Search the entries below. Return every line that has "January" in it.

▶ Input for this task
■ ■ ■ ■ ■

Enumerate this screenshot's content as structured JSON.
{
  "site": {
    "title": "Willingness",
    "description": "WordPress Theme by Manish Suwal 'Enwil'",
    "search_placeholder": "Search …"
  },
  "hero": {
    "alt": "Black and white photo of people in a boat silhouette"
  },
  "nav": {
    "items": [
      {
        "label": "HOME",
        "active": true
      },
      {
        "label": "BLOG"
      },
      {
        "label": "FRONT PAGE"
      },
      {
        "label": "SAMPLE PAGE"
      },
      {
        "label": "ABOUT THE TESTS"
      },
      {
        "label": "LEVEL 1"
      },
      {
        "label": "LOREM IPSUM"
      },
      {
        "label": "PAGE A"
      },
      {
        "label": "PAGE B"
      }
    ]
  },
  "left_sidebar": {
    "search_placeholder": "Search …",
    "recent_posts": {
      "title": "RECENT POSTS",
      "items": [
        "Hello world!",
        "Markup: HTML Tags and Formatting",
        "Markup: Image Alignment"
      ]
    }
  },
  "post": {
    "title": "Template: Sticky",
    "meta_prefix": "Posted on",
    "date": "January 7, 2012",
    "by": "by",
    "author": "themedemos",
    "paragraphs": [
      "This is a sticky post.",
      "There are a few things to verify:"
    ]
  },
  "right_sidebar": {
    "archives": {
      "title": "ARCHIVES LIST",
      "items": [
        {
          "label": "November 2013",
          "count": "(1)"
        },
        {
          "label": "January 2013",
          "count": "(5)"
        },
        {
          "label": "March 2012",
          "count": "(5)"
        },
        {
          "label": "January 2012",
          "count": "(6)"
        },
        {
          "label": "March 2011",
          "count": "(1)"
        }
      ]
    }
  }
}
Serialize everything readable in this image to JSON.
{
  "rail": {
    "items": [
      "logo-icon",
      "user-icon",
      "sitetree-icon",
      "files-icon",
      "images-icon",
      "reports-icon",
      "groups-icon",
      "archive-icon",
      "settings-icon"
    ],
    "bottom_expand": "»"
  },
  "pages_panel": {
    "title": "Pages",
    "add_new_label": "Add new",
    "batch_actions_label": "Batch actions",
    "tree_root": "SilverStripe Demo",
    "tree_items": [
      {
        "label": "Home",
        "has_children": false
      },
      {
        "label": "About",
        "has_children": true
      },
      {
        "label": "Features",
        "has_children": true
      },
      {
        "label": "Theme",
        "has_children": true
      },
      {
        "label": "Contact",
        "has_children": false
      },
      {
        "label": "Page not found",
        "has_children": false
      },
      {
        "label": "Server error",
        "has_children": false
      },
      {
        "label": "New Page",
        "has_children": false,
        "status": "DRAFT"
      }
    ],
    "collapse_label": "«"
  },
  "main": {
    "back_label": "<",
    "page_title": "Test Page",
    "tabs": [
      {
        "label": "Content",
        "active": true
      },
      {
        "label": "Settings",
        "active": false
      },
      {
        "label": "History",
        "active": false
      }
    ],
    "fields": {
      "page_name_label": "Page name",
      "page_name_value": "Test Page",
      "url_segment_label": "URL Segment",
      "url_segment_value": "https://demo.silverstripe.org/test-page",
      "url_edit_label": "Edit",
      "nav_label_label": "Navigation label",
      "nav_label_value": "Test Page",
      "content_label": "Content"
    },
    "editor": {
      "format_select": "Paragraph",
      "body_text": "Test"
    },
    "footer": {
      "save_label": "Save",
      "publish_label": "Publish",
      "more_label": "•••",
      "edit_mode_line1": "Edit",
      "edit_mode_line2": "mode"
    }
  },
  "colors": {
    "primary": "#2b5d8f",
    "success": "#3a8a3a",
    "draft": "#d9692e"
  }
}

■ ■ ■ ■ ■

▶ Written answer
    "date": "January 7, 2012",
          "label": "January 2013",
          "label": "January 2012",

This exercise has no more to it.